* Exercise directions
From the listing that follows, extract every line and set it down unaltered.

——————————

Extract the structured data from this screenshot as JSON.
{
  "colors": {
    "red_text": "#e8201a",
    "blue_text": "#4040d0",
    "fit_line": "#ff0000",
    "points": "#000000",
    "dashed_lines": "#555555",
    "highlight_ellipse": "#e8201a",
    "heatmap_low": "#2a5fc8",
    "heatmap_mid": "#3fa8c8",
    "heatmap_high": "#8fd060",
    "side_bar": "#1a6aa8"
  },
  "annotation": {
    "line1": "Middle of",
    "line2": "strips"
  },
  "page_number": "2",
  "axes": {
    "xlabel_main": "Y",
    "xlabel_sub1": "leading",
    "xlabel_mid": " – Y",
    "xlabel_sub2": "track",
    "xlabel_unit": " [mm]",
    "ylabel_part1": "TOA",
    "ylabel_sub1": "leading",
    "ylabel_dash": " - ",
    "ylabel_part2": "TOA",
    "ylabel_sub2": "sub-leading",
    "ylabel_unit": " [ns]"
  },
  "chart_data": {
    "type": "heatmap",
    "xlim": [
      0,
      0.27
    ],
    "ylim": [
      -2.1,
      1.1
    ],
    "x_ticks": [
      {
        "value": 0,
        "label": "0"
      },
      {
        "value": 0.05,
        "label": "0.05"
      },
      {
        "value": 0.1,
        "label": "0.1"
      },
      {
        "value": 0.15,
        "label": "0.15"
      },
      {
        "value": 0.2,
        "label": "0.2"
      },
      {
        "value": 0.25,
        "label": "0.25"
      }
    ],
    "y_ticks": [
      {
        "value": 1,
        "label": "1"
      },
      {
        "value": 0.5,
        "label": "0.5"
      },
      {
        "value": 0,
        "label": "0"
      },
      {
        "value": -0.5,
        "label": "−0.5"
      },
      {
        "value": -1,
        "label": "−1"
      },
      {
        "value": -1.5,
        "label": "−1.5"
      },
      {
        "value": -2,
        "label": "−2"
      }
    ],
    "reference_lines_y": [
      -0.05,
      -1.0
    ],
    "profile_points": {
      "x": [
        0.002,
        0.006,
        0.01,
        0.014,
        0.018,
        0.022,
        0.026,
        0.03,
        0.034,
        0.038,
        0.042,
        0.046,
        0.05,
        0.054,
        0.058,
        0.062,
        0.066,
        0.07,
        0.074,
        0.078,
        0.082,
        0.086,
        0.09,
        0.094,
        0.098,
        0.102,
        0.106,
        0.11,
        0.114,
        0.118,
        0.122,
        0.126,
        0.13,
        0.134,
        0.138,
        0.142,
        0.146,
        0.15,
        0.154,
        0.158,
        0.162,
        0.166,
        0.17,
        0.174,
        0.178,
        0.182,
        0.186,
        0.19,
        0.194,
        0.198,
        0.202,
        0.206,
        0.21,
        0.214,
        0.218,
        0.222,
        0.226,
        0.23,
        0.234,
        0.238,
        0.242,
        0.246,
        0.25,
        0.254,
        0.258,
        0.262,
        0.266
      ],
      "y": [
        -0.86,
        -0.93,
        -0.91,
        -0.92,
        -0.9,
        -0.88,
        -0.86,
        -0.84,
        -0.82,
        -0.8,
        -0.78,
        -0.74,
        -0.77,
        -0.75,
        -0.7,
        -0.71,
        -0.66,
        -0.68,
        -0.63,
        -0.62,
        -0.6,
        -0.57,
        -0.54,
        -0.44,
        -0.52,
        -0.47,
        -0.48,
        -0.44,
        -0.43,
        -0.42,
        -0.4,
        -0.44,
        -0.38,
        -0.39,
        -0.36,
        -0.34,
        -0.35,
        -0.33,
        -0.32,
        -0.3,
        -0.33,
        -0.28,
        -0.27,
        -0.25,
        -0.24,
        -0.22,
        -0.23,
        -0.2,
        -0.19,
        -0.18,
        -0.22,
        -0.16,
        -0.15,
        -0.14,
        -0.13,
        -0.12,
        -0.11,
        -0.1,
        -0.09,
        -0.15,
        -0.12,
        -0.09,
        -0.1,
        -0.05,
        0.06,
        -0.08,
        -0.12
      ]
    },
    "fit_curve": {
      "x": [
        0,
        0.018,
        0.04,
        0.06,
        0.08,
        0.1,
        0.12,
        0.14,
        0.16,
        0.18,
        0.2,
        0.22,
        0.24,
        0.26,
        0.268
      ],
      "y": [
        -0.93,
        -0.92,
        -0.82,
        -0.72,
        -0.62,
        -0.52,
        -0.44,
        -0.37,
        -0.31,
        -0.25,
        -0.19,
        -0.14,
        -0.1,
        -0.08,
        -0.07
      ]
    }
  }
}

——————————

* Complete answer
Extract the structured data from this screenshot as JSON.
{
  "colors": {
    "red_text": "#e8201a",
    "blue_text": "#4040d0",
    "fit_line": "#ff0000",
    "points": "#000000",
    "dashed_lines": "#555555",
    "highlight_ellipse": "#e8201a",
    "heatmap_low": "#2a5fc8",
    "heatmap_mid": "#3fa8c8",
    "heatmap_high": "#8fd060",
    "side_bar": "#1a6aa8"
  },
  "annotation": {
    "line1": "Middle of",
    "line2": "strips"
  },
  "page_number": "2",
  "axes": {
    "xlabel_main": "Y",
    "xlabel_sub1": "leading",
    "xlabel_mid": " – Y",
    "xlabel_sub2": "track",
    "xlabel_unit": " [mm]",
    "ylabel_part1": "TOA",
    "ylabel_sub1": "leading",
    "ylabel_dash": " - ",
    "ylabel_part2": "TOA",
    "ylabel_sub2": "sub-leading",
    "ylabel_unit": " [ns]"
  },
  "chart_data": {
    "type": "heatmap",
    "xlim": [
      0,
      0.27
    ],
    "ylim": [
      -2.1,
      1.1
    ],
    "x_ticks": [
      {
        "value": 0,
        "label": "0"
      },
      {
        "value": 0.05,
        "label": "0.05"
      },
      {
        "value": 0.1,
        "label": "0.1"
      },
      {
        "value": 0.15,
        "label": "0.15"
      },
      {
        "value": 0.2,
        "label": "0.2"
      },
      {
        "value": 0.25,
        "label": "0.25"
      }
    ],
    "y_ticks": [
      {
        "value": 1,
        "label": "1"
      },
      {
        "value": 0.5,
        "label": "0.5"
      },
      {
        "value": 0,
        "label": "0"
      },
      {
        "value": -0.5,
        "label": "−0.5"
      },
      {
        "value": -1,
        "label": "−1"
      },
      {
        "value": -1.5,
        "label": "−1.5"
      },
      {
        "value": -2,
        "label": "−2"
      }
    ],
    "reference_lines_y": [
      -0.05,
      -1.0
    ],
    "profile_points": {
      "x": [
        0.002,
        0.006,
        0.01,
        0.014,
        0.018,
        0.022,
        0.026,
        0.03,
        0.034,
        0.038,
        0.042,
        0.046,
        0.05,
        0.054,
        0.058,
        0.062,
        0.066,
        0.07,
        0.074,
        0.078,
        0.082,
        0.086,
        0.09,
        0.094,
        0.098,
        0.102,
        0.106,
        0.11,
        0.114,
        0.118,
        0.122,
        0.126,
        0.13,
        0.134,
        0.138,
        0.142,
        0.146,
        0.15,
        0.154,
        0.158,
        0.162,
        0.166,
        0.17,
        0.174,
        0.178,
        0.182,
        0.186,
        0.19,
        0.194,
        0.198,
        0.202,
        0.206,
        0.21,
        0.214,
        0.218,
        0.222,
        0.226,
        0.23,
        0.234,
        0.238,
        0.242,
        0.246,
        0.25,
        0.254,
        0.258,
        0.262,
        0.266
      ],
      "y": [
        -0.86,
        -0.93,
        -0.91,
        -0.92,
        -0.9,
        -0.88,
        -0.86,
        -0.84,
        -0.82,
        -0.8,
        -0.78,
        -0.74,
        -0.77,
        -0.75,
        -0.7,
        -0.71,
        -0.66,
        -0.68,
        -0.63,
        -0.62,
        -0.6,
        -0.57,
        -0.54,
        -0.44,
        -0.52,
        -0.47,
        -0.48,
        -0.44,
        -0.43,
        -0.42,
        -0.4,
        -0.44,
        -0.38,
        -0.39,
        -0.36,
        -0.34,
        -0.35,
        -0.33,
        -0.32,
        -0.3,
        -0.33,
        -0.28,
        -0.27,
        -0.25,
        -0.24,
        -0.22,
        -0.23,
        -0.2,
        -0.19,
        -0.18,
        -0.22,
        -0.16,
        -0.15,
        -0.14,
        -0.13,
        -0.12,
        -0.11,
        -0.1,
        -0.09,
        -0.15,
        -0.12,
        -0.09,
        -0.1,
        -0.05,
        0.06,
        -0.08,
        -0.12
      ]
    },
    "fit_curve": {
      "x": [
        0,
        0.018,
        0.04,
        0.06,
        0.08,
        0.1,
        0.12,
        0.14,
        0.16,
        0.18,
        0.2,
        0.22,
        0.24,
        0.26,
        0.268
      ],
      "y": [
        -0.93,
        -0.92,
        -0.82,
        -0.72,
        -0.62,
        -0.52,
        -0.44,
        -0.37,
        -0.31,
        -0.25,
        -0.19,
        -0.14,
        -0.1,
        -0.08,
        -0.07
      ]
    }
  }
}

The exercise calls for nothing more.